:: Task directions ::
Pull every line of the entries that has the word "image".

:: Given entries ::
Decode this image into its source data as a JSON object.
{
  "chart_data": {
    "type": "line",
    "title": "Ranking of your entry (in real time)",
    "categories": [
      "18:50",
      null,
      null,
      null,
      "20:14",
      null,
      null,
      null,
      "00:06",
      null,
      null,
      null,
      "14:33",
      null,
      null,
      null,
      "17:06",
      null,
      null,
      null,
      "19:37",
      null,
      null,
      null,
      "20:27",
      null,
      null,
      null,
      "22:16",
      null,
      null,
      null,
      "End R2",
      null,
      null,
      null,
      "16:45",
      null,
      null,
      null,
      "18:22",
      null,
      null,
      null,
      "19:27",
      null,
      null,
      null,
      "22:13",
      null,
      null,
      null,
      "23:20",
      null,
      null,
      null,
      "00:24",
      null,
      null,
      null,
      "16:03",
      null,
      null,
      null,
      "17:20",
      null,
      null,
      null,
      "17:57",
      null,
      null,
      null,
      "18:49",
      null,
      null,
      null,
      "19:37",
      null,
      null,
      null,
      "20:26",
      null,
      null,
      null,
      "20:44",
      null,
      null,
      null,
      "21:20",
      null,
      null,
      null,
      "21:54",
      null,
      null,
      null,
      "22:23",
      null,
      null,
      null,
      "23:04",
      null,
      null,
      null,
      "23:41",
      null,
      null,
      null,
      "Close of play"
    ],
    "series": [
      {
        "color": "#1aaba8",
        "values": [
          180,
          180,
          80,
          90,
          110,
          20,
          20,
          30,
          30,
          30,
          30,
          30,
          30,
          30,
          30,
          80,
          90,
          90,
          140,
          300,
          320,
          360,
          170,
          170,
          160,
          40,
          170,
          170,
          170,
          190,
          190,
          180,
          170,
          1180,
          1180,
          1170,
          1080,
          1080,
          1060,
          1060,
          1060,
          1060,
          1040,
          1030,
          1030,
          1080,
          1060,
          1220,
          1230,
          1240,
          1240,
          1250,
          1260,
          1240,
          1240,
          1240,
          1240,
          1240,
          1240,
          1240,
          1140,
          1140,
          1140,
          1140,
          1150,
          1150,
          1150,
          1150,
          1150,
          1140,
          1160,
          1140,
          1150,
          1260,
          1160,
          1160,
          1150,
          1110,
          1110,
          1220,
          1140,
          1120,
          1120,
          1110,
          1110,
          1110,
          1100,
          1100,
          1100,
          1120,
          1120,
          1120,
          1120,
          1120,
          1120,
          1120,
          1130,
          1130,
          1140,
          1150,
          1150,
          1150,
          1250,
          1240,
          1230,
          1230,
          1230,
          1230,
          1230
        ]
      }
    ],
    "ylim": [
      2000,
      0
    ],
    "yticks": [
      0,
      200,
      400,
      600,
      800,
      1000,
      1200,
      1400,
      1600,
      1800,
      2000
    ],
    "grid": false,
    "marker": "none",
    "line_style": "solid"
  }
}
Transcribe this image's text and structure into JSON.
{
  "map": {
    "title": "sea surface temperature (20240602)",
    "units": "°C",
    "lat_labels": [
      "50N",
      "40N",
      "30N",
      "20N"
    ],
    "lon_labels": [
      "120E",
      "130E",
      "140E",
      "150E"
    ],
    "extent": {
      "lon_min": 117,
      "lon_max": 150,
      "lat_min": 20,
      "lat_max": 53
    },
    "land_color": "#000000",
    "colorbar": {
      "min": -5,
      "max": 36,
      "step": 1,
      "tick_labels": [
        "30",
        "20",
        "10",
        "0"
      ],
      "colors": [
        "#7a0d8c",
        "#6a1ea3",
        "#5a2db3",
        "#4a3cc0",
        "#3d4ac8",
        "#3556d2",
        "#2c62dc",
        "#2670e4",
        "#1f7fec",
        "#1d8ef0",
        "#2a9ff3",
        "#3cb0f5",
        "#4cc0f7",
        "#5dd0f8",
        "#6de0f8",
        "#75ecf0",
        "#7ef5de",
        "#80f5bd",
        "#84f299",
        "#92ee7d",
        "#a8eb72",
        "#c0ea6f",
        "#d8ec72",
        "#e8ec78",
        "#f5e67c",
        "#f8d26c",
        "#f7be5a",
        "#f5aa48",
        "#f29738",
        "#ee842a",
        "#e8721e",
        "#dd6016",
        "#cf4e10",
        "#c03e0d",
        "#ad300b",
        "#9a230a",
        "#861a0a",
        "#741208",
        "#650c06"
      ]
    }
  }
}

:: Response to the exercise ::
Decode this image into its source data as a JSON object.
Transcribe this image's text and structure into JSON.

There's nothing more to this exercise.